Extracted data entries
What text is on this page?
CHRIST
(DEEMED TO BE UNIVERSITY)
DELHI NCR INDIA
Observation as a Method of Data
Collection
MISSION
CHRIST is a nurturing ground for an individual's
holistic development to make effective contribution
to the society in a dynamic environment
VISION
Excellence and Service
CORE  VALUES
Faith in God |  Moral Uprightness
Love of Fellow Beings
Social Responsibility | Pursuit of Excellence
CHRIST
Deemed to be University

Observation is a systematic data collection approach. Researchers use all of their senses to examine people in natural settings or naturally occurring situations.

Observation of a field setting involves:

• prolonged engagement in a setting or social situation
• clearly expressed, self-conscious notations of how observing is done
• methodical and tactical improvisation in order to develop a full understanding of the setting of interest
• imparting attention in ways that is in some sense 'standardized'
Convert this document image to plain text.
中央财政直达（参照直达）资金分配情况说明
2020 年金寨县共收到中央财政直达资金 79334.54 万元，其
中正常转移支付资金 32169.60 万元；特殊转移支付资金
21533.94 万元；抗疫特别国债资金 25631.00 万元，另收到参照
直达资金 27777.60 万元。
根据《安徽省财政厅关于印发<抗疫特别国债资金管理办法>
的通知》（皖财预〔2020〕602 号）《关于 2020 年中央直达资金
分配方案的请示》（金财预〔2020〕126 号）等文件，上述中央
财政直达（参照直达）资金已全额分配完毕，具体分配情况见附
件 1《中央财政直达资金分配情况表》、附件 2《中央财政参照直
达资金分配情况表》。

> _Required task_
Quote, word for word, every line starting at the one that contains "Convert this document image to plain text." and ending with the final line of the entries.

> _Task result_
Convert this document image to plain text.
中央财政直达（参照直达）资金分配情况说明
2020 年金寨县共收到中央财政直达资金 79334.54 万元，其
中正常转移支付资金 32169.60 万元；特殊转移支付资金
21533.94 万元；抗疫特别国债资金 25631.00 万元，另收到参照
直达资金 27777.60 万元。
根据《安徽省财政厅关于印发<抗疫特别国债资金管理办法>
的通知》（皖财预〔2020〕602 号）《关于 2020 年中央直达资金
分配方案的请示》（金财预〔2020〕126 号）等文件，上述中央
财政直达（参照直达）资金已全额分配完毕，具体分配情况见附
件 1《中央财政直达资金分配情况表》、附件 2《中央财政参照直
达资金分配情况表》。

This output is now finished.